Determine the number of lines holding the word "Performance"; answer with that number only.

> [Entries provided]:
'''

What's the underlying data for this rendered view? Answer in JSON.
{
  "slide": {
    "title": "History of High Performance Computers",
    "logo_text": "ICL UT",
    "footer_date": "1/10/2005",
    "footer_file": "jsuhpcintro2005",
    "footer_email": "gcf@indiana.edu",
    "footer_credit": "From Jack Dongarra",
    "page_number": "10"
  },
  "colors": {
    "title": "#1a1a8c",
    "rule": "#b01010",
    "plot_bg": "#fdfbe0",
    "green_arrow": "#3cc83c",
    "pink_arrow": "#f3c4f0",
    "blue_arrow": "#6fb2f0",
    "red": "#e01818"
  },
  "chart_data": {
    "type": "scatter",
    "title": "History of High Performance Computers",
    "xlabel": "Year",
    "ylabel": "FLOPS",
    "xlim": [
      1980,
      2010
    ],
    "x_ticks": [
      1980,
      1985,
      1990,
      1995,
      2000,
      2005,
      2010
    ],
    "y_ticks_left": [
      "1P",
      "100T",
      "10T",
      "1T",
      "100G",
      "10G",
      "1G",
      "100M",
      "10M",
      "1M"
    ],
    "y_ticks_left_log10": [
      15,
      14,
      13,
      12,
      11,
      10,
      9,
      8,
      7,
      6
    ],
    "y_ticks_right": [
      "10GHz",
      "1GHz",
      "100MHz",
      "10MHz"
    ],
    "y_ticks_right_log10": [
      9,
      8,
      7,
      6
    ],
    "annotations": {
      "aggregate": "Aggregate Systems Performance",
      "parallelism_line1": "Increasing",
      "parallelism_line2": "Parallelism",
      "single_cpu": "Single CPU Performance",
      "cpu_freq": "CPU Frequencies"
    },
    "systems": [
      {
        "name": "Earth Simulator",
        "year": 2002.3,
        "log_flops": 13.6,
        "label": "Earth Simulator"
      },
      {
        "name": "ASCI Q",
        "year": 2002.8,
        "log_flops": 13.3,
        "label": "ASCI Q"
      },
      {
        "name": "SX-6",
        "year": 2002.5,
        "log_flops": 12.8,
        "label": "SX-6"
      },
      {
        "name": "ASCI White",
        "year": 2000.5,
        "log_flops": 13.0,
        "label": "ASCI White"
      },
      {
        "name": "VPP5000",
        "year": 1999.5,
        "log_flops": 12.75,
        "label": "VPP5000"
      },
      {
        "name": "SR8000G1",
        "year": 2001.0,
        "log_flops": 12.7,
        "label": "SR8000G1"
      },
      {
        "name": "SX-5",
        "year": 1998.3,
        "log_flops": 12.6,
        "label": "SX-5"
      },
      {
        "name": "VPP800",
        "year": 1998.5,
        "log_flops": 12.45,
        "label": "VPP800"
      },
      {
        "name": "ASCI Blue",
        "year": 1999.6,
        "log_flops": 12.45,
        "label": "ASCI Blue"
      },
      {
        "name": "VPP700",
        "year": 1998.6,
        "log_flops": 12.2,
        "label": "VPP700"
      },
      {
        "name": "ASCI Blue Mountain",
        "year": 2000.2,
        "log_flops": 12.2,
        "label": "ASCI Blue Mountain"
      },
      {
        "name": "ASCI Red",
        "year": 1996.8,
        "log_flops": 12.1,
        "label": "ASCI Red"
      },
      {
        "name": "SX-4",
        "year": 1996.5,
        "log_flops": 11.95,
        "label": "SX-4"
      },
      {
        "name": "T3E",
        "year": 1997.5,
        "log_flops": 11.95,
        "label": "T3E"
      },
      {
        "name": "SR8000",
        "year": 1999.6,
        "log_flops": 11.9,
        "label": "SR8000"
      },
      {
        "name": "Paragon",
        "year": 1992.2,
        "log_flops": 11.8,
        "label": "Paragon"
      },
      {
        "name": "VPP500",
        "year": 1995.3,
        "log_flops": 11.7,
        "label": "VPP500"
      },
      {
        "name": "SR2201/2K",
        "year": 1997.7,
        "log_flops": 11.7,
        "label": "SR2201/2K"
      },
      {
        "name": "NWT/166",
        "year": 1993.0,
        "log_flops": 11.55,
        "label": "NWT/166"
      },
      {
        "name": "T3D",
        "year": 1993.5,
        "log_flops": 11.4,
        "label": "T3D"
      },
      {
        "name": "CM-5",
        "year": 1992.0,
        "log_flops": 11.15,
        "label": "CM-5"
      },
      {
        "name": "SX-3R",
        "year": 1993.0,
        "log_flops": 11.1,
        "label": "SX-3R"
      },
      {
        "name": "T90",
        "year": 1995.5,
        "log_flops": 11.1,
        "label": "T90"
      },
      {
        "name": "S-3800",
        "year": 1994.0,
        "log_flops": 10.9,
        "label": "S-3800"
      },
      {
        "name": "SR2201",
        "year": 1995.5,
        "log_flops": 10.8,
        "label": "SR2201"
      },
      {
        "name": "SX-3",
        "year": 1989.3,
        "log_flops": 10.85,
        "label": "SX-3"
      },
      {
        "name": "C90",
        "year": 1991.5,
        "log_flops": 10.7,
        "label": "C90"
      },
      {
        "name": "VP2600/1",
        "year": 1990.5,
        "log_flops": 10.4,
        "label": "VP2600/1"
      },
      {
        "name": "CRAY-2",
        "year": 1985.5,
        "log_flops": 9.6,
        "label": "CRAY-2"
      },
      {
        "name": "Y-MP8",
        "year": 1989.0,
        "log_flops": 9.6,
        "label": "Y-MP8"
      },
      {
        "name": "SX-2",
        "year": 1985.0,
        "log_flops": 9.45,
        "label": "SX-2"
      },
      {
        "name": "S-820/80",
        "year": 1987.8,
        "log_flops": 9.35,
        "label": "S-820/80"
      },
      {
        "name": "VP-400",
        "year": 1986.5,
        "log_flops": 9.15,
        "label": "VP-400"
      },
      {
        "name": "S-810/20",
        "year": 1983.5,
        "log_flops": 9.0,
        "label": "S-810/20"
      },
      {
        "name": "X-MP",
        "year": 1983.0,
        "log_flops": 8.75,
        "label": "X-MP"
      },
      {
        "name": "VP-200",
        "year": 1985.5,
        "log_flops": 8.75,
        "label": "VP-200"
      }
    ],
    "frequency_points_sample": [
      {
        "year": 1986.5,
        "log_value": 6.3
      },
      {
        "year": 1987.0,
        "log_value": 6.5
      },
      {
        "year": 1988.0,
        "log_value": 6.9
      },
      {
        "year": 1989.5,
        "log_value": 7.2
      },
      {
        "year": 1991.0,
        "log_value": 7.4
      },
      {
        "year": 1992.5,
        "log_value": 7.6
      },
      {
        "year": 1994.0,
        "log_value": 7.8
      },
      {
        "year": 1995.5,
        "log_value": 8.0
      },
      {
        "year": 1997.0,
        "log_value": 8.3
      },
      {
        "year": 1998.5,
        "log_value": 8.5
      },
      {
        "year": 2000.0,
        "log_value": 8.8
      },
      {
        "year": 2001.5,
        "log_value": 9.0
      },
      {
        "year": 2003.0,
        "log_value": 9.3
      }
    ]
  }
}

'''

> [Task response]: 4